▼

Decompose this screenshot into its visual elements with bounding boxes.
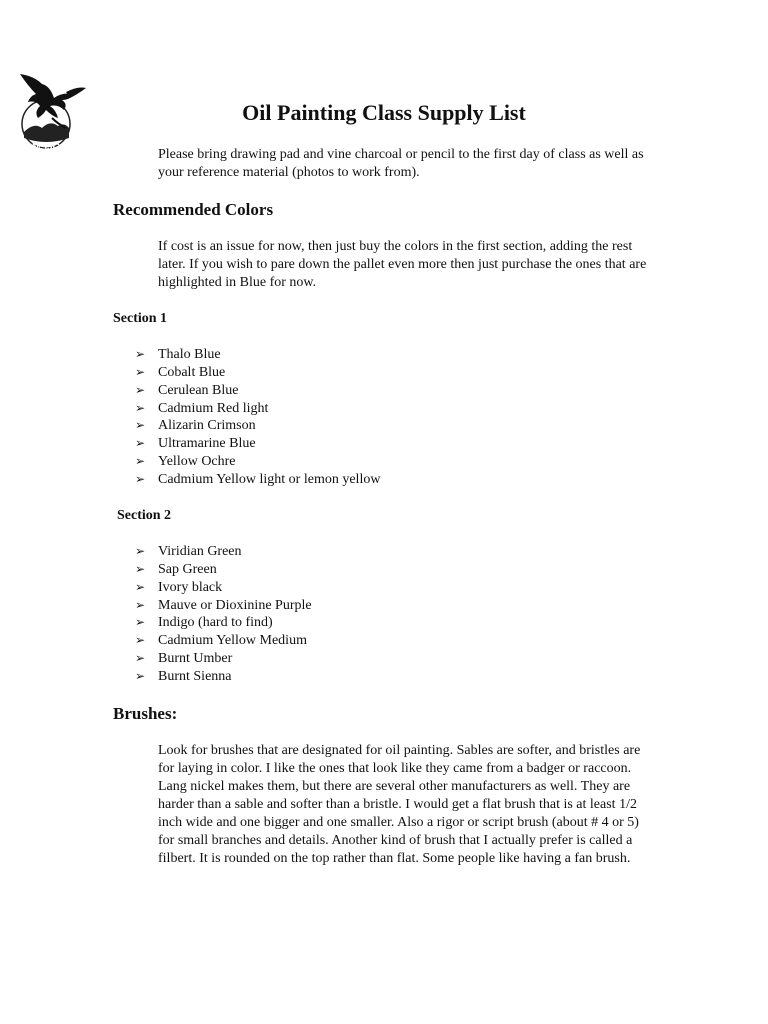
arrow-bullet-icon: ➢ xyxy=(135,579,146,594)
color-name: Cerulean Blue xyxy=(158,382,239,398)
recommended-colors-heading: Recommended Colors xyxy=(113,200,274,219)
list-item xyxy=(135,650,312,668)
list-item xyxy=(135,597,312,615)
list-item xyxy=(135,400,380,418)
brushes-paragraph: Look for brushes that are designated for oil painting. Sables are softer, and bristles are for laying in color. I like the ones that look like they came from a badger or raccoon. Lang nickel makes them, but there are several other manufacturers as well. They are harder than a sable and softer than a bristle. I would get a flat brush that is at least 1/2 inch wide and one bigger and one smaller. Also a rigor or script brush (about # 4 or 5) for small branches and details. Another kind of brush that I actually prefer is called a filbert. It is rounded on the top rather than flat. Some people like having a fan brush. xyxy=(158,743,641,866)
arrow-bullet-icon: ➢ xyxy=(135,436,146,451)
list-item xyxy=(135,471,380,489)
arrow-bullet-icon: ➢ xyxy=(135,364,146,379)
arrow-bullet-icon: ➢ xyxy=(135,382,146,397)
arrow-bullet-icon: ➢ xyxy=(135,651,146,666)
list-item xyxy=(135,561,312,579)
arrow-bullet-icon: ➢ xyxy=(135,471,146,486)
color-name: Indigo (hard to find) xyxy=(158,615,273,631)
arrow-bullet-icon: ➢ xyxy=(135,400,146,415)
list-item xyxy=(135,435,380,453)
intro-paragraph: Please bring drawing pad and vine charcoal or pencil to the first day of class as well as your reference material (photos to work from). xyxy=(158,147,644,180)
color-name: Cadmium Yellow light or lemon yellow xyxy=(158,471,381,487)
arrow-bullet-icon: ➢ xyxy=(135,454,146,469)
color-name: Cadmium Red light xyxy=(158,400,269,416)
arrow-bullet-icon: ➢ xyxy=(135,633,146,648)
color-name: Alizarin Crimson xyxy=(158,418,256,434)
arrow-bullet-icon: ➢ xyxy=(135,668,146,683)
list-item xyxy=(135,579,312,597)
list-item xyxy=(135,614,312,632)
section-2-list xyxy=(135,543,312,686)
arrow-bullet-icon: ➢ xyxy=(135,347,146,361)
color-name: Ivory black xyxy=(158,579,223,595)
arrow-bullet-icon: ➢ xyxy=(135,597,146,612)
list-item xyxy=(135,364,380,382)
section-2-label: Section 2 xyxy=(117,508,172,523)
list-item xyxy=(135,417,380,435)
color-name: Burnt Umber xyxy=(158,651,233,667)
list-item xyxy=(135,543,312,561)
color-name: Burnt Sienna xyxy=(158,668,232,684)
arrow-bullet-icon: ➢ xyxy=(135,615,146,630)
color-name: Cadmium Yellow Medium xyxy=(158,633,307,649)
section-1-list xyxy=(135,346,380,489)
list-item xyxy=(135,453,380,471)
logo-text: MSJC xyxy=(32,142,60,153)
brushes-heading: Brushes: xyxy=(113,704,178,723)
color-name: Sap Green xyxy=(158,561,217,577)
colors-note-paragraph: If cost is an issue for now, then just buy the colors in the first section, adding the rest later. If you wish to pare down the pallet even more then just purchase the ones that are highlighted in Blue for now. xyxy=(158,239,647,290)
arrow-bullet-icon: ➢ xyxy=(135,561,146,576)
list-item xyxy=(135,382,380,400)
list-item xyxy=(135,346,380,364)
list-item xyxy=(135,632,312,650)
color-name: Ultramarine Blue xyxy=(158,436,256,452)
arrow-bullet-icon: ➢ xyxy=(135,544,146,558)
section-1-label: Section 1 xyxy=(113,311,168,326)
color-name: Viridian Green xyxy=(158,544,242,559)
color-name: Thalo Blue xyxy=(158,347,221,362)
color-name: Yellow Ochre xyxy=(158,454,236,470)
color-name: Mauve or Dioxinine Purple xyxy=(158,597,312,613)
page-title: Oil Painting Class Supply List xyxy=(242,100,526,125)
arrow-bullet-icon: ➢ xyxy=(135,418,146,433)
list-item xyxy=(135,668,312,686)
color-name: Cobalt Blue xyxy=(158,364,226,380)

▲

> **YOUR GOAL**: Pick out every line of the records that contains the string "colors" and copy each one. Treat uppercase and lowercase as different.

> **CORRECT RESULT**:
recommended-colors-heading: Recommended Colors xyxy=(113,200,274,219)
colors-note-paragraph: If cost is an issue for now, then just buy the colors in the first section, adding the rest later. If you wish to pare down the pallet even more then just purchase the ones that are highlighted in Blue for now. xyxy=(158,239,647,290)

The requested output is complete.